PROBLEM DETAILS: Copy the data precisely, character for character, and leave out every picture.

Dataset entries
+++

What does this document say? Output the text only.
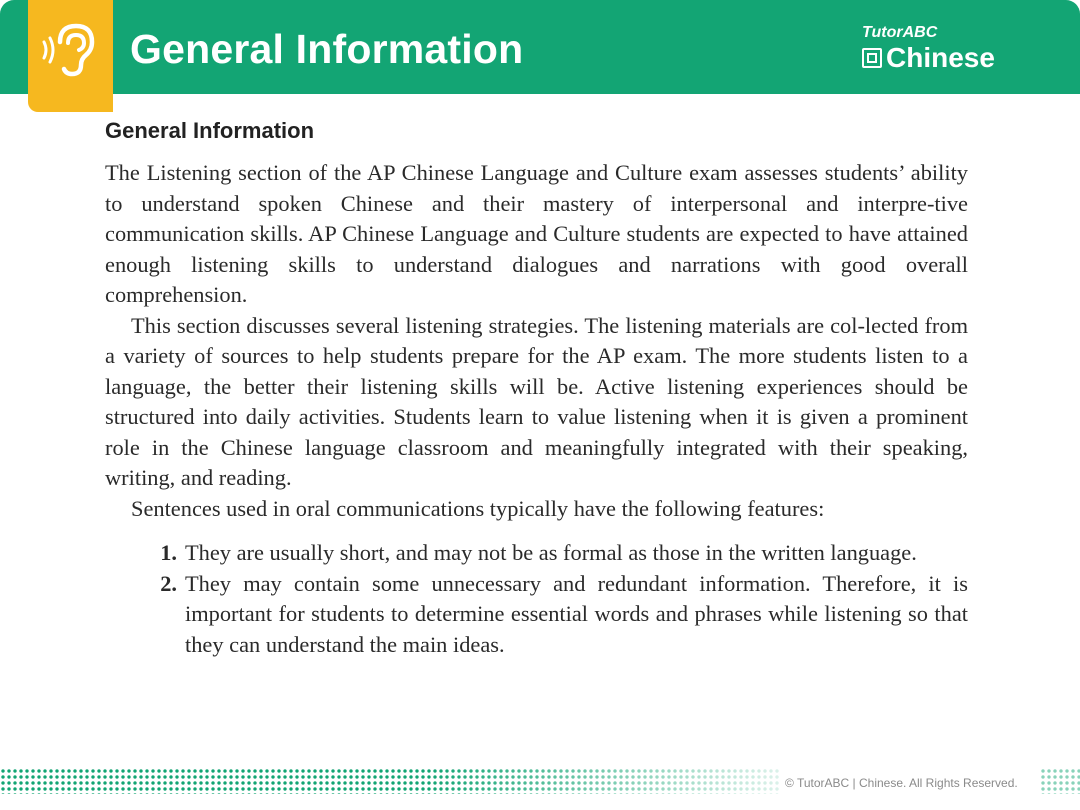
General Information	TutorABC
Chinese
General Information

The Listening section of the AP Chinese Language and Culture exam assesses students’ ability to understand spoken Chinese and their mastery of interpersonal and interpre-tive communication skills. AP Chinese Language and Culture students are expected to have attained enough listening skills to understand dialogues and narrations with good overall comprehension.

This section discusses several listening strategies. The listening materials are col-lected from a variety of sources to help students prepare for the AP exam. The more students listen to a language, the better their listening skills will be. Active listening experiences should be structured into daily activities. Students learn to value listening when it is given a prominent role in the Chinese language classroom and meaningfully integrated with their speaking, writing, and reading.

Sentences used in oral communications typically have the following features:

1. They are usually short, and may not be as formal as those in the written language.
2. They may contain some unnecessary and redundant information. Therefore, it is important for students to determine essential words and phrases while listening so that they can understand the main ideas.
© TutorABC | Chinese. All Rights Reserved.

+++

SOLUTION TO THIS PROBLEM:
What does this document say? Output the text only.
General Information	TutorABC
Chinese
General Information

The Listening section of the AP Chinese Language and Culture exam assesses students’ ability to understand spoken Chinese and their mastery of interpersonal and interpre-tive communication skills. AP Chinese Language and Culture students are expected to have attained enough listening skills to understand dialogues and narrations with good overall comprehension.

This section discusses several listening strategies. The listening materials are col-lected from a variety of sources to help students prepare for the AP exam. The more students listen to a language, the better their listening skills will be. Active listening experiences should be structured into daily activities. Students learn to value listening when it is given a prominent role in the Chinese language classroom and meaningfully integrated with their speaking, writing, and reading.

Sentences used in oral communications typically have the following features:

1. They are usually short, and may not be as formal as those in the written language.
2. They may contain some unnecessary and redundant information. Therefore, it is important for students to determine essential words and phrases while listening so that they can understand the main ideas.
© TutorABC | Chinese. All Rights Reserved.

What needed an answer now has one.